#### [TASK STATEMENT]
Omit every picture and return the rest of the data unaltered.
== MATERIAL ==
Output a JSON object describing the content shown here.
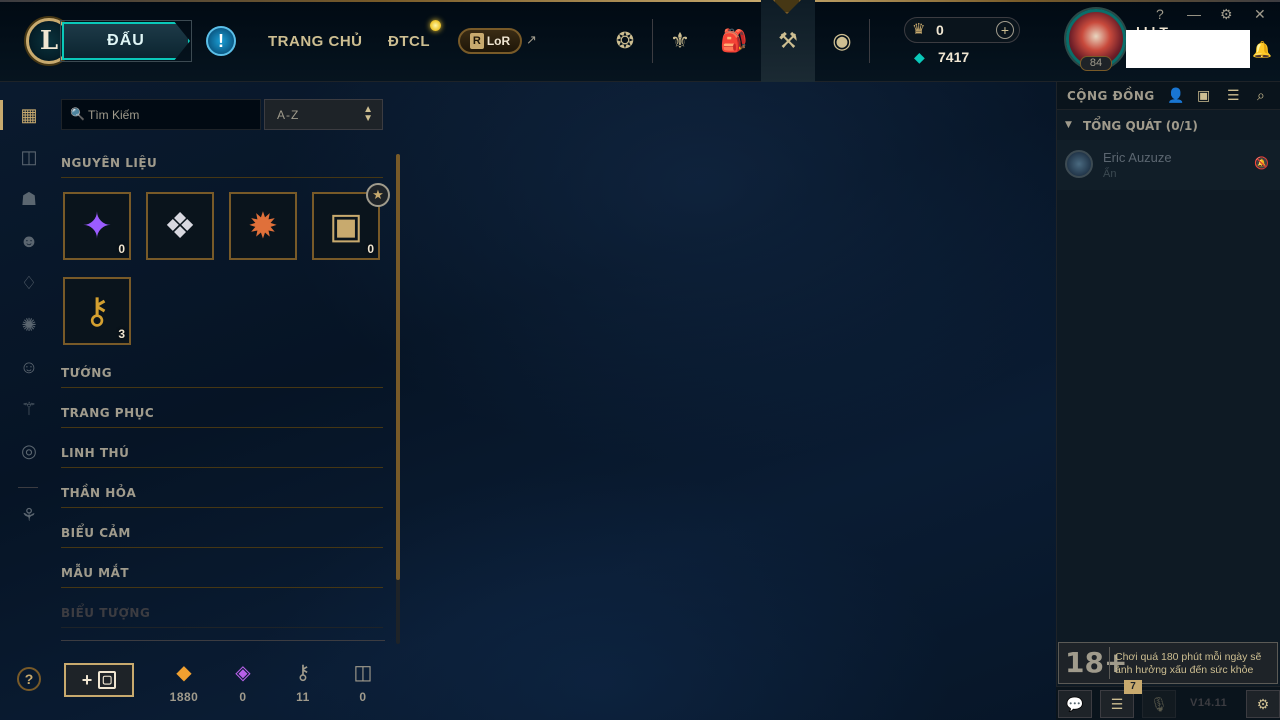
{
  "topbar": {
    "logo": "L",
    "play_label": "ĐẤU",
    "alert_icon": "!",
    "nav_links": [
      "TRANG CHỦ",
      "ĐTCL"
    ],
    "lor_label": "LoR",
    "lor_badge": "R",
    "ext_icon": "↗",
    "nav_icons": [
      {
        "name": "profile-crest-icon",
        "glyph": "❂"
      },
      {
        "name": "collection-icon",
        "glyph": "⚜"
      },
      {
        "name": "bag-icon",
        "glyph": "🎒"
      },
      {
        "name": "loot-icon",
        "glyph": "⚒"
      },
      {
        "name": "store-icon",
        "glyph": "◉"
      }
    ],
    "rp_icon": "♛",
    "rp_value": "0",
    "rp_plus": "+",
    "be_icon": "◆",
    "be_value": "7417",
    "summoner_level": "84",
    "summoner_name_peek": "l l l T",
    "window_controls": [
      "?",
      "—",
      "⚙",
      "✕"
    ],
    "bell_icon": "🔔"
  },
  "rail": {
    "items": [
      {
        "name": "rail-all-icon",
        "glyph": "▦"
      },
      {
        "name": "rail-chest-icon",
        "glyph": "◫"
      },
      {
        "name": "rail-champion-icon",
        "glyph": "☗"
      },
      {
        "name": "rail-skin-icon",
        "glyph": "☻"
      },
      {
        "name": "rail-ward-icon",
        "glyph": "♢"
      },
      {
        "name": "rail-emote-icon",
        "glyph": "✺"
      },
      {
        "name": "rail-face-icon",
        "glyph": "☺"
      },
      {
        "name": "rail-summoner-icon",
        "glyph": "⚚"
      },
      {
        "name": "rail-profile-icon",
        "glyph": "◎"
      },
      {
        "name": "rail-other-icon",
        "glyph": "⚘"
      }
    ],
    "help": "?"
  },
  "loot": {
    "search_placeholder": "Tìm Kiếm",
    "search_icon": "🔍",
    "sort_value": "A-Z",
    "sort_chevron": "▲▼",
    "categories": [
      "NGUYÊN LIỆU",
      "TƯỚNG",
      "TRANG PHỤC",
      "LINH THÚ",
      "THẦN HỎA",
      "BIỂU CẢM",
      "MẪU MẮT",
      "BIỂU TƯỢNG"
    ],
    "materials": [
      {
        "name": "essence-tile",
        "glyph": "✦",
        "color": "#9b5cff",
        "count": "0"
      },
      {
        "name": "orb-tile",
        "glyph": "❖",
        "color": "#d8d8e0",
        "count": ""
      },
      {
        "name": "event-token-tile",
        "glyph": "✹",
        "color": "#e0703a",
        "count": ""
      },
      {
        "name": "masterwork-chest-tile",
        "glyph": "▣",
        "color": "#c8aa6e",
        "count": "0"
      },
      {
        "name": "key-tile",
        "glyph": "⚷",
        "color": "#d4a030",
        "count": "3"
      }
    ],
    "star_badge": "★",
    "craft_plus": "+",
    "craft_chest": "▢",
    "currencies": [
      {
        "name": "orange-essence",
        "glyph": "◆",
        "color": "#f0a030",
        "value": "1880"
      },
      {
        "name": "mythic-essence",
        "glyph": "◈",
        "color": "#b860e8",
        "value": "0"
      },
      {
        "name": "key-fragment",
        "glyph": "⚷",
        "color": "#a09b8c",
        "value": "11"
      },
      {
        "name": "chest",
        "glyph": "◫",
        "color": "#a09b8c",
        "value": "0"
      }
    ]
  },
  "social": {
    "title": "CỘNG ĐỒNG",
    "icons": [
      {
        "name": "add-friend-icon",
        "glyph": "👤"
      },
      {
        "name": "add-folder-icon",
        "glyph": "▣"
      },
      {
        "name": "list-icon",
        "glyph": "☰"
      },
      {
        "name": "search-icon",
        "glyph": "⌕"
      }
    ],
    "group_arrow": "▼",
    "group_label": "TỔNG QUÁT (0/1)",
    "friend_name": "Eric Auzuze",
    "friend_status": "Ẩn",
    "mute_icon": "🔕",
    "age_rating": "18+",
    "age_warning": "Chơi quá 180 phút mỗi ngày sẽ ảnh hưởng xấu đến sức khỏe",
    "chat_icon": "💬",
    "missions_icon": "☰",
    "missions_badge": "7",
    "mic_icon": "🎙",
    "version": "V14.11",
    "bug_icon": "⚙"
  }
}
===
#### [SOLVED EXERCISE]
Output a JSON object describing the content shown here.
{
  "topbar": {
    "logo": "L",
    "play_label": "ĐẤU",
    "alert_icon": "!",
    "nav_links": [
      "TRANG CHỦ",
      "ĐTCL"
    ],
    "lor_label": "LoR",
    "lor_badge": "R",
    "ext_icon": "↗",
    "nav_icons": [
      {
        "name": "profile-crest-icon",
        "glyph": "❂"
      },
      {
        "name": "collection-icon",
        "glyph": "⚜"
      },
      {
        "name": "bag-icon",
        "glyph": "🎒"
      },
      {
        "name": "loot-icon",
        "glyph": "⚒"
      },
      {
        "name": "store-icon",
        "glyph": "◉"
      }
    ],
    "rp_icon": "♛",
    "rp_value": "0",
    "rp_plus": "+",
    "be_icon": "◆",
    "be_value": "7417",
    "summoner_level": "84",
    "summoner_name_peek": "l l l T",
    "window_controls": [
      "?",
      "—",
      "⚙",
      "✕"
    ],
    "bell_icon": "🔔"
  },
  "rail": {
    "items": [
      {
        "name": "rail-all-icon",
        "glyph": "▦"
      },
      {
        "name": "rail-chest-icon",
        "glyph": "◫"
      },
      {
        "name": "rail-champion-icon",
        "glyph": "☗"
      },
      {
        "name": "rail-skin-icon",
        "glyph": "☻"
      },
      {
        "name": "rail-ward-icon",
        "glyph": "♢"
      },
      {
        "name": "rail-emote-icon",
        "glyph": "✺"
      },
      {
        "name": "rail-face-icon",
        "glyph": "☺"
      },
      {
        "name": "rail-summoner-icon",
        "glyph": "⚚"
      },
      {
        "name": "rail-profile-icon",
        "glyph": "◎"
      },
      {
        "name": "rail-other-icon",
        "glyph": "⚘"
      }
    ],
    "help": "?"
  },
  "loot": {
    "search_placeholder": "Tìm Kiếm",
    "search_icon": "🔍",
    "sort_value": "A-Z",
    "sort_chevron": "▲▼",
    "categories": [
      "NGUYÊN LIỆU",
      "TƯỚNG",
      "TRANG PHỤC",
      "LINH THÚ",
      "THẦN HỎA",
      "BIỂU CẢM",
      "MẪU MẮT",
      "BIỂU TƯỢNG"
    ],
    "materials": [
      {
        "name": "essence-tile",
        "glyph": "✦",
        "color": "#9b5cff",
        "count": "0"
      },
      {
        "name": "orb-tile",
        "glyph": "❖",
        "color": "#d8d8e0",
        "count": ""
      },
      {
        "name": "event-token-tile",
        "glyph": "✹",
        "color": "#e0703a",
        "count": ""
      },
      {
        "name": "masterwork-chest-tile",
        "glyph": "▣",
        "color": "#c8aa6e",
        "count": "0"
      },
      {
        "name": "key-tile",
        "glyph": "⚷",
        "color": "#d4a030",
        "count": "3"
      }
    ],
    "star_badge": "★",
    "craft_plus": "+",
    "craft_chest": "▢",
    "currencies": [
      {
        "name": "orange-essence",
        "glyph": "◆",
        "color": "#f0a030",
        "value": "1880"
      },
      {
        "name": "mythic-essence",
        "glyph": "◈",
        "color": "#b860e8",
        "value": "0"
      },
      {
        "name": "key-fragment",
        "glyph": "⚷",
        "color": "#a09b8c",
        "value": "11"
      },
      {
        "name": "chest",
        "glyph": "◫",
        "color": "#a09b8c",
        "value": "0"
      }
    ]
  },
  "social": {
    "title": "CỘNG ĐỒNG",
    "icons": [
      {
        "name": "add-friend-icon",
        "glyph": "👤"
      },
      {
        "name": "add-folder-icon",
        "glyph": "▣"
      },
      {
        "name": "list-icon",
        "glyph": "☰"
      },
      {
        "name": "search-icon",
        "glyph": "⌕"
      }
    ],
    "group_arrow": "▼",
    "group_label": "TỔNG QUÁT (0/1)",
    "friend_name": "Eric Auzuze",
    "friend_status": "Ẩn",
    "mute_icon": "🔕",
    "age_rating": "18+",
    "age_warning": "Chơi quá 180 phút mỗi ngày sẽ ảnh hưởng xấu đến sức khỏe",
    "chat_icon": "💬",
    "missions_icon": "☰",
    "missions_badge": "7",
    "mic_icon": "🎙",
    "version": "V14.11",
    "bug_icon": "⚙"
  }
}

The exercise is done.